# Start of Data lines

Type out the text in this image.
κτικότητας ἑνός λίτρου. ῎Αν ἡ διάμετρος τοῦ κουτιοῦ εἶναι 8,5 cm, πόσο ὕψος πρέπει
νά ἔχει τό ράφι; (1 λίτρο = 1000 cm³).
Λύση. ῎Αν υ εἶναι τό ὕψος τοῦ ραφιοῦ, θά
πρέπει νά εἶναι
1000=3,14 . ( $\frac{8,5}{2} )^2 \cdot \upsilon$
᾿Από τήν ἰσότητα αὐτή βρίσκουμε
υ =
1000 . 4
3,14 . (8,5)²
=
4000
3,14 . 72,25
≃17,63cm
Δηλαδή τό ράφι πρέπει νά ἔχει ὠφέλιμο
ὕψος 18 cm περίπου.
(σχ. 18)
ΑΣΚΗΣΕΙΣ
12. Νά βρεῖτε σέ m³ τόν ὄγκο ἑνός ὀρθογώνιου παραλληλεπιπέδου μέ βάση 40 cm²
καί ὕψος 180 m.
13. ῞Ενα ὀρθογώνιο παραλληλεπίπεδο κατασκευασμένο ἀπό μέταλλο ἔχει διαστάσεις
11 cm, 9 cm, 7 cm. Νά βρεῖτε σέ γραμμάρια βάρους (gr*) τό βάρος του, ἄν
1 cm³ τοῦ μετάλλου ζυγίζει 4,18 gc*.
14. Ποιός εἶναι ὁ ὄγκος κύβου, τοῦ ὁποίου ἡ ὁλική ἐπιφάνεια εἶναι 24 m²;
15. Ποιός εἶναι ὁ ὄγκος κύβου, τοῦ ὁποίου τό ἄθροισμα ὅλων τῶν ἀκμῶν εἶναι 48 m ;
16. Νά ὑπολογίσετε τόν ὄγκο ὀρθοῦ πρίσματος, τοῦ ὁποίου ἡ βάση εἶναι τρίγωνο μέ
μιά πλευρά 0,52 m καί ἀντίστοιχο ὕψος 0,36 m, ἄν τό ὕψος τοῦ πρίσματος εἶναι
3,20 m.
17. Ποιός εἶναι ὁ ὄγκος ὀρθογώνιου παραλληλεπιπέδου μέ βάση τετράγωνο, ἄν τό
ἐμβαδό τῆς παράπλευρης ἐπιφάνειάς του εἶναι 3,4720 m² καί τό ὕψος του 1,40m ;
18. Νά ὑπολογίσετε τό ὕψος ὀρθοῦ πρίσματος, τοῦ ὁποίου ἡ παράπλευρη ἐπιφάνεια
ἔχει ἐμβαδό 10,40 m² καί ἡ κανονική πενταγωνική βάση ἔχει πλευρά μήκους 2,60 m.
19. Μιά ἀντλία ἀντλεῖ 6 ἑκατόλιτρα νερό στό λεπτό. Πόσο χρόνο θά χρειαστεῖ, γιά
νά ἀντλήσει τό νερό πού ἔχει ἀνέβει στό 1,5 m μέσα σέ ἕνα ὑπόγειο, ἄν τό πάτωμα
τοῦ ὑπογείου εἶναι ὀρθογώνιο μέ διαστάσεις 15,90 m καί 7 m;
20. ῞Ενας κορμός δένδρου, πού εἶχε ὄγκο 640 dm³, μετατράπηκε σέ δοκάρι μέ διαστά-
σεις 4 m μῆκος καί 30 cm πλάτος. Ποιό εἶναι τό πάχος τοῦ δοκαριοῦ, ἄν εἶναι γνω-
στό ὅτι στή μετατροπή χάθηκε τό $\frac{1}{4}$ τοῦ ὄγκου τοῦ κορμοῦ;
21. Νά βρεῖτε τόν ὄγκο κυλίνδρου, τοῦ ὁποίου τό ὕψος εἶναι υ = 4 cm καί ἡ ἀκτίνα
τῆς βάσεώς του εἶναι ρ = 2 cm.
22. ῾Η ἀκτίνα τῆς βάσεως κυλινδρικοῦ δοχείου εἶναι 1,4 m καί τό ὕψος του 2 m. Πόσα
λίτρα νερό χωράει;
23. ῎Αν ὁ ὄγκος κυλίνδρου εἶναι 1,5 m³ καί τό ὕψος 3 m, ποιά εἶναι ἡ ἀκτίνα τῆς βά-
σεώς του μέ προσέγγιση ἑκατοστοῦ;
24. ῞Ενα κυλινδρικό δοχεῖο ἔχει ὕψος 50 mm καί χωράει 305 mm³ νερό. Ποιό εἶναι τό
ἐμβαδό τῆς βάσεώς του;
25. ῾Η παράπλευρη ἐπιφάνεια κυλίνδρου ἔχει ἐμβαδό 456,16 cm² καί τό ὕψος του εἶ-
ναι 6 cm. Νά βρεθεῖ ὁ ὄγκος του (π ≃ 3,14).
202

# End of Data lines

Go over the records above line by line and count those holding the word "κυλίνδρου". Reply only with the number.

3